- EXCERPTED PASSAGE -
····················

Friday, April 22, 2016

because we camp.




the first week in the truck was a little rough. we had to work out a routine pretty quick. with working nearly every day and several appointments we had to figure out how to organize the truck based on daily needs, and find places to park depending on how much time we had. a couple months in and we've pretty much nailed down a spot for every night of the week, our favorite being the weekend site up in the mountains. 


the area that we camp in is a long forested stretch along a popular fishing river. there's several spots to park and camp for the night, most usually inhabited by avid fishermen or rowdy teenagers. after spending our first weekend scouring the area, we found the perfect spot to call home. or so we thought.

it was pretty early in the season when we set up camp there the first time. it had appeared that the area was last used to burn garbage and shoot things, and that no one had been back for a long time. we decided to claim the spot and clean it up. it's far enough from the river that we wouldn't be in anyone's way intending to fish, and close enough to the road that we can back in at night. the view of the mountains is breathtaking, and the stars are plenty.

····················

[Dataset entries]
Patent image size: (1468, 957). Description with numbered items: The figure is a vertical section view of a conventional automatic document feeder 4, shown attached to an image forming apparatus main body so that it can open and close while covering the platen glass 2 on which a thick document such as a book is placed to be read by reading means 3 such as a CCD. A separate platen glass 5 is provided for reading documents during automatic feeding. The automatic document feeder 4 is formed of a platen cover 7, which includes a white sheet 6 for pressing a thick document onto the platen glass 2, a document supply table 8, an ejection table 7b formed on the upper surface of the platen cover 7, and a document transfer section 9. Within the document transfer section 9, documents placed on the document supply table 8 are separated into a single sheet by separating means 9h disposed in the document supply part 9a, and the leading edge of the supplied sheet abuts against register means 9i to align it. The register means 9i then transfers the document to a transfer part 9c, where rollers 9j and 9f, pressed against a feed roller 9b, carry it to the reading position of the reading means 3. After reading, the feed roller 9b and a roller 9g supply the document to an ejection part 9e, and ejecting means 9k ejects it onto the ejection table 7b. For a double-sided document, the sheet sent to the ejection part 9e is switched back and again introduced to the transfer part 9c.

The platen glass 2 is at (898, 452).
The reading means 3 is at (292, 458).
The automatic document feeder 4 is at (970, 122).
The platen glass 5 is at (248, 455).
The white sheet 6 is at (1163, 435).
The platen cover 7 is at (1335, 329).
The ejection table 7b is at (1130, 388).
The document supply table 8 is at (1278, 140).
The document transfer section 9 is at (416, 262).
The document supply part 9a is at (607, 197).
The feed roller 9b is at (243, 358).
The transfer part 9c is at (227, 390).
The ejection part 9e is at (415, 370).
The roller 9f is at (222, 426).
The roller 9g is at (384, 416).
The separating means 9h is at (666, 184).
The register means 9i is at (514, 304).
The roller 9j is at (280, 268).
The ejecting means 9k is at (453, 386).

····················

- TASK SET -
a: According to the camping post, which of the nightly parking spots is the favorite?
b: Translate this sentence from the camping post into Spanish: "the view of the mountains is breathtaking, and the stars are plenty."

- ANSWERS TO THIS EXERCISE -
a: The weekend site up in the mountains.

b: La vista de las montañas es impresionante, y las estrellas abundan.